* start DATA EXCERPTS *

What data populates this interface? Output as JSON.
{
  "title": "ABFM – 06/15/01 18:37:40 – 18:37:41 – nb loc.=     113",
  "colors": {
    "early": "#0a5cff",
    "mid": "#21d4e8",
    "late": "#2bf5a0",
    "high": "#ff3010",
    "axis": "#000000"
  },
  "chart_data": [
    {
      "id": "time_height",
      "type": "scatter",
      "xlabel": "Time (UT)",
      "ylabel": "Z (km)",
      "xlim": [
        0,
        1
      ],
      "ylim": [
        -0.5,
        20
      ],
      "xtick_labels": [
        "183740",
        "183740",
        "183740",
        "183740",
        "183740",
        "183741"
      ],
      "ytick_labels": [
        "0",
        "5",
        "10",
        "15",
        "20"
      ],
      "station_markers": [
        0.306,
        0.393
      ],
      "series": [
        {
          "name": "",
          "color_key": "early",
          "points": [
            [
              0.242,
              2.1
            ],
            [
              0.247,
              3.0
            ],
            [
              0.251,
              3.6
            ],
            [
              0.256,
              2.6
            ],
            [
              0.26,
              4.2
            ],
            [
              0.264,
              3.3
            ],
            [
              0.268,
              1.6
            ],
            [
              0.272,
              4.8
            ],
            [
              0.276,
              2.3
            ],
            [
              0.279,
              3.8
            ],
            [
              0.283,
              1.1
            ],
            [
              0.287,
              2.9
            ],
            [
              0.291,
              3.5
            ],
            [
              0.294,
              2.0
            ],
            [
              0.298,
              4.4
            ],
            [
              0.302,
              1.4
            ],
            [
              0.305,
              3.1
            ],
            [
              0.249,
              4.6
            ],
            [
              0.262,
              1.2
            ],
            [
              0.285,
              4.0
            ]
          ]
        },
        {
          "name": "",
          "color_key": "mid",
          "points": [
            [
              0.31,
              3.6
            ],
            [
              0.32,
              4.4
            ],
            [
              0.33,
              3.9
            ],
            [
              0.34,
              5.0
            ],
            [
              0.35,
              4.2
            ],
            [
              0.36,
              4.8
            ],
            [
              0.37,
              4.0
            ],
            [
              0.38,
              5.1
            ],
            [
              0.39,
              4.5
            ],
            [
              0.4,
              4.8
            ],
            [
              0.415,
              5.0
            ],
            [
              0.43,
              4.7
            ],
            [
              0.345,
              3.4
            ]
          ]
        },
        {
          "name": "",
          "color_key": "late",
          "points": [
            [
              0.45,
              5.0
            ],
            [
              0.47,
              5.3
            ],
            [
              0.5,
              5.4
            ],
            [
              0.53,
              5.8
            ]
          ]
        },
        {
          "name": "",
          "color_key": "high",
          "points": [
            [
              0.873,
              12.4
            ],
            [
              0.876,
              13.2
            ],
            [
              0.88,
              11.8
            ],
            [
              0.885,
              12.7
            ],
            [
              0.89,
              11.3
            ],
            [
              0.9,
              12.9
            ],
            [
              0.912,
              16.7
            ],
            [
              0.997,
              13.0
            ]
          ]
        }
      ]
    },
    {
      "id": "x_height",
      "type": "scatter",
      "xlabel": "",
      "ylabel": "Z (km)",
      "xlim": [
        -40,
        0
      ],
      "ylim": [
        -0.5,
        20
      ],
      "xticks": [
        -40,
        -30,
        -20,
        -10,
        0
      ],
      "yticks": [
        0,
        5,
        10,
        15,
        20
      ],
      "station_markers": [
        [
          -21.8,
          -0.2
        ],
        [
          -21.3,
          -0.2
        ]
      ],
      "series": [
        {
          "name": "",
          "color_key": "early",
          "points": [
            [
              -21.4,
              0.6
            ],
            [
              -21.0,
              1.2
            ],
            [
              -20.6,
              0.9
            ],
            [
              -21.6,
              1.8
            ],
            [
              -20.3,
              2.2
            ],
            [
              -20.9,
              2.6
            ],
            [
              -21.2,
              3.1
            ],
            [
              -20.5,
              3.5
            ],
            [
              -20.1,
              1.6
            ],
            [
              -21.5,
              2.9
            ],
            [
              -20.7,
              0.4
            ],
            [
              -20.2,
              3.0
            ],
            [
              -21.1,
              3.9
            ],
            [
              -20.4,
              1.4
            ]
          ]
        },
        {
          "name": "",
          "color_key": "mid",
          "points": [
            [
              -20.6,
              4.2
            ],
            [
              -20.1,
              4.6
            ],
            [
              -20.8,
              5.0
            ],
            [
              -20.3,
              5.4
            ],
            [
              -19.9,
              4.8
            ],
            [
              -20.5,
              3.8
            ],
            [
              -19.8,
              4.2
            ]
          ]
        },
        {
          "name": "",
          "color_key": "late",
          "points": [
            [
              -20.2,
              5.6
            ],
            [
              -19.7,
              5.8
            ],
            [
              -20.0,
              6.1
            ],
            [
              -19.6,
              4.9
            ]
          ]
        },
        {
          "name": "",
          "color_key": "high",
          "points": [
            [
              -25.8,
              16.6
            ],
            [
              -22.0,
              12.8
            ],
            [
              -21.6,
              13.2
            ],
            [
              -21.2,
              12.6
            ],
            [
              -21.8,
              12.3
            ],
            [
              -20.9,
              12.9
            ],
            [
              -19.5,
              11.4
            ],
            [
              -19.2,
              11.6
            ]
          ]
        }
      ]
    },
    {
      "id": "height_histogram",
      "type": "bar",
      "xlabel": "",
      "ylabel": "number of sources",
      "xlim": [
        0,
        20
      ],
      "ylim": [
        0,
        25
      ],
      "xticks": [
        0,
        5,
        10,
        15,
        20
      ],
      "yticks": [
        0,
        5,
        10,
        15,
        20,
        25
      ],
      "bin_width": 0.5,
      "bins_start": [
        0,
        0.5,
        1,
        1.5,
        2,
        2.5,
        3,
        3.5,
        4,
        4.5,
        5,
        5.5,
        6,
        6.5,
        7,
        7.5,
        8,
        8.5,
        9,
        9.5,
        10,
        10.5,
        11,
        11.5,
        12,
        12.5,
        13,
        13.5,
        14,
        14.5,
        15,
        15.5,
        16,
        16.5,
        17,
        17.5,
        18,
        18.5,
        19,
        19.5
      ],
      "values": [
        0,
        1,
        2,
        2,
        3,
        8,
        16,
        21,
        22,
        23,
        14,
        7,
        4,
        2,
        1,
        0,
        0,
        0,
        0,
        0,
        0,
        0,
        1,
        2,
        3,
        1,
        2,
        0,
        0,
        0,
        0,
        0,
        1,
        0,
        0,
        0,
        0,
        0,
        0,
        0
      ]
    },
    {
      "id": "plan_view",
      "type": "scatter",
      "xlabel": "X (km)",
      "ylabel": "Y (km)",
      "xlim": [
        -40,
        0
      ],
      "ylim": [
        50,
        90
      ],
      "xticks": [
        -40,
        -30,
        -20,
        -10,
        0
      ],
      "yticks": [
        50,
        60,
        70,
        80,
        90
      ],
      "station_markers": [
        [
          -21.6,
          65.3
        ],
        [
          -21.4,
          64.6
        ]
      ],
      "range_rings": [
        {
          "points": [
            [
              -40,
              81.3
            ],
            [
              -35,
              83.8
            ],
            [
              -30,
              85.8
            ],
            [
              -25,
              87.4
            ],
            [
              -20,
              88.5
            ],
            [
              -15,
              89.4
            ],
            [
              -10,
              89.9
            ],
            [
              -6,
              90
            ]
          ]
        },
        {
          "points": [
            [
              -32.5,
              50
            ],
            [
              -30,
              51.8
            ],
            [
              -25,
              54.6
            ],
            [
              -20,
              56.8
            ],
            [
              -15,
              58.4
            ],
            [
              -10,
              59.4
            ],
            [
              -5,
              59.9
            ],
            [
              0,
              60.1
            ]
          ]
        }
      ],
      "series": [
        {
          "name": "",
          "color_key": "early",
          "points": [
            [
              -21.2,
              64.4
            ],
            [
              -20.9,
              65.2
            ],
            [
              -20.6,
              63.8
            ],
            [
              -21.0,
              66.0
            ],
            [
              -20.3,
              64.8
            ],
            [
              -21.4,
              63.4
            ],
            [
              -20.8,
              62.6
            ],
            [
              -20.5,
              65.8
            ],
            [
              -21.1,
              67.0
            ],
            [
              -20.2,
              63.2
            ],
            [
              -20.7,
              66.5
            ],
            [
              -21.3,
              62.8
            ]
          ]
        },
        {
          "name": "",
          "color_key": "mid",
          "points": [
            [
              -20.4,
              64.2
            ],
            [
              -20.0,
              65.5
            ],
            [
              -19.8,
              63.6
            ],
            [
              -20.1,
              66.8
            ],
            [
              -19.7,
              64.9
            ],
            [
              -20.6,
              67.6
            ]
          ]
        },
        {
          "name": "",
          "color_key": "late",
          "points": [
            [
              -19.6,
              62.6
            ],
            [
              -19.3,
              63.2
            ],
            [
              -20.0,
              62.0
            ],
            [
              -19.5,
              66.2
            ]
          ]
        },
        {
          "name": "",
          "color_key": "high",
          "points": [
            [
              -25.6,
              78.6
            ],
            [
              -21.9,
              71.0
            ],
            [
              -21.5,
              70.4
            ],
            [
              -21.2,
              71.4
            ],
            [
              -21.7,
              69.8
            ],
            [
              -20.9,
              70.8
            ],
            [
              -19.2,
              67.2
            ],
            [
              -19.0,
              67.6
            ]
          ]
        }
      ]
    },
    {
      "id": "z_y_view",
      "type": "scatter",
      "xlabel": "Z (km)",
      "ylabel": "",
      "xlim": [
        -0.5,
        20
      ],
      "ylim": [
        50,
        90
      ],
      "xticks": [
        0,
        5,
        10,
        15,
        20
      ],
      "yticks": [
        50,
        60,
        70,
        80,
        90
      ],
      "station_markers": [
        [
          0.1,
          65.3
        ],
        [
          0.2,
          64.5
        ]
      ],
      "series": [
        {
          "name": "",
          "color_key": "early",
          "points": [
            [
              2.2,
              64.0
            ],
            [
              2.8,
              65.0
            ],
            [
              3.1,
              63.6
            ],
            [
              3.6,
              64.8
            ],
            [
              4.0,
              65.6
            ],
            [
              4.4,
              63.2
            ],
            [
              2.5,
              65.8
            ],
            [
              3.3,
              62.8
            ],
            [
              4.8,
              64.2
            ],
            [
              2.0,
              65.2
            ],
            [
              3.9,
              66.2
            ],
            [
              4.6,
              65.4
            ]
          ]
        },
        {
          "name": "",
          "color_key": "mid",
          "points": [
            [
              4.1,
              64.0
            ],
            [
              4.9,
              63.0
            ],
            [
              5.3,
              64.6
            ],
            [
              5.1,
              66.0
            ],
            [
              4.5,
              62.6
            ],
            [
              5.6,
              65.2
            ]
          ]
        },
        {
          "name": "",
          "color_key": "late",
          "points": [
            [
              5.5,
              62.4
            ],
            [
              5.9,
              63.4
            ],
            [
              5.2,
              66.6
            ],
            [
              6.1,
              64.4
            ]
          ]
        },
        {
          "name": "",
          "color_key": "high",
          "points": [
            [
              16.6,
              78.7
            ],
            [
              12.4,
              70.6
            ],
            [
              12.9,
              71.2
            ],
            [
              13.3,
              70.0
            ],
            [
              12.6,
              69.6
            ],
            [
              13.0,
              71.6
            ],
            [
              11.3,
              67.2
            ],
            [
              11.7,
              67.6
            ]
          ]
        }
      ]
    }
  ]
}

* end DATA EXCERPTS *

EXERCISE: Scan the records above for the string "xlabel", then report every line that contains it.

EXERCISE SOLUTION:
      "xlabel": "Time (UT)",
      "xlabel": "",
      "xlabel": "",
      "xlabel": "X (km)",
      "xlabel": "Z (km)",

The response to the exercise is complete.